**WHAT TO DO:**
All of the listing below must be repeated word for word. Pictures are the only thing to omit.

**Rows from a figure dataset:**
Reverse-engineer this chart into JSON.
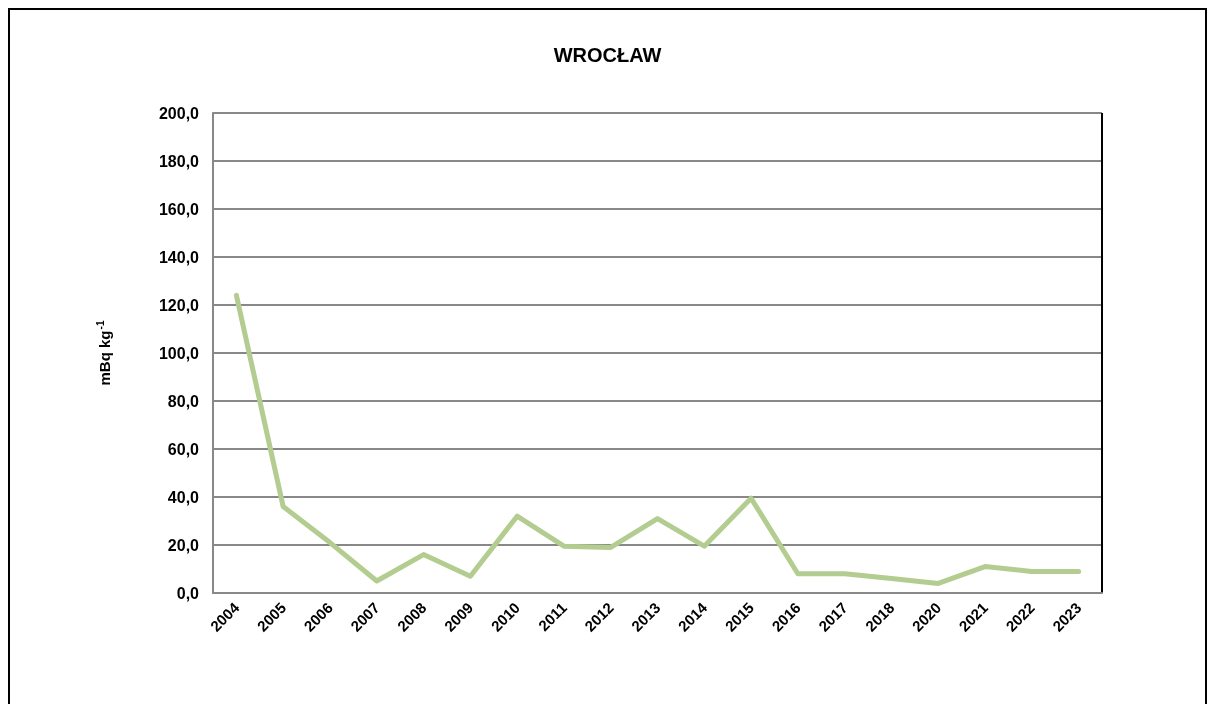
{
  "chart_data": {
    "type": "line",
    "title": "WROCŁAW",
    "ylabel": "mBq kg$^{-1}$",
    "categories": [
      "2004",
      "2005",
      "2006",
      "2007",
      "2008",
      "2009",
      "2010",
      "2011",
      "2012",
      "2013",
      "2014",
      "2015",
      "2016",
      "2017",
      "2018",
      "2020",
      "2021",
      "2022",
      "2023"
    ],
    "series": [
      {
        "color": "#b3cc8f",
        "values": [
          124,
          36,
          21,
          5,
          16,
          7,
          32,
          19.5,
          19,
          31,
          19.5,
          39.5,
          8,
          8,
          6,
          4,
          11,
          9,
          9
        ]
      }
    ],
    "ylim": [
      0,
      200
    ],
    "yticks": [
      {
        "value": 0,
        "label": "0,0"
      },
      {
        "value": 20,
        "label": "20,0"
      },
      {
        "value": 40,
        "label": "40,0"
      },
      {
        "value": 60,
        "label": "60,0"
      },
      {
        "value": 80,
        "label": "80,0"
      },
      {
        "value": 100,
        "label": "100,0"
      },
      {
        "value": 120,
        "label": "120,0"
      },
      {
        "value": 140,
        "label": "140,0"
      },
      {
        "value": 160,
        "label": "160,0"
      },
      {
        "value": 180,
        "label": "180,0"
      },
      {
        "value": 200,
        "label": "200,0"
      }
    ],
    "grid": "y",
    "line_style": "solid"
  }
}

**FULL ANSWER:**
Reverse-engineer this chart into JSON.
{
  "chart_data": {
    "type": "line",
    "title": "WROCŁAW",
    "ylabel": "mBq kg$^{-1}$",
    "categories": [
      "2004",
      "2005",
      "2006",
      "2007",
      "2008",
      "2009",
      "2010",
      "2011",
      "2012",
      "2013",
      "2014",
      "2015",
      "2016",
      "2017",
      "2018",
      "2020",
      "2021",
      "2022",
      "2023"
    ],
    "series": [
      {
        "color": "#b3cc8f",
        "values": [
          124,
          36,
          21,
          5,
          16,
          7,
          32,
          19.5,
          19,
          31,
          19.5,
          39.5,
          8,
          8,
          6,
          4,
          11,
          9,
          9
        ]
      }
    ],
    "ylim": [
      0,
      200
    ],
    "yticks": [
      {
        "value": 0,
        "label": "0,0"
      },
      {
        "value": 20,
        "label": "20,0"
      },
      {
        "value": 40,
        "label": "40,0"
      },
      {
        "value": 60,
        "label": "60,0"
      },
      {
        "value": 80,
        "label": "80,0"
      },
      {
        "value": 100,
        "label": "100,0"
      },
      {
        "value": 120,
        "label": "120,0"
      },
      {
        "value": 140,
        "label": "140,0"
      },
      {
        "value": 160,
        "label": "160,0"
      },
      {
        "value": 180,
        "label": "180,0"
      },
      {
        "value": 200,
        "label": "200,0"
      }
    ],
    "grid": "y",
    "line_style": "solid"
  }
}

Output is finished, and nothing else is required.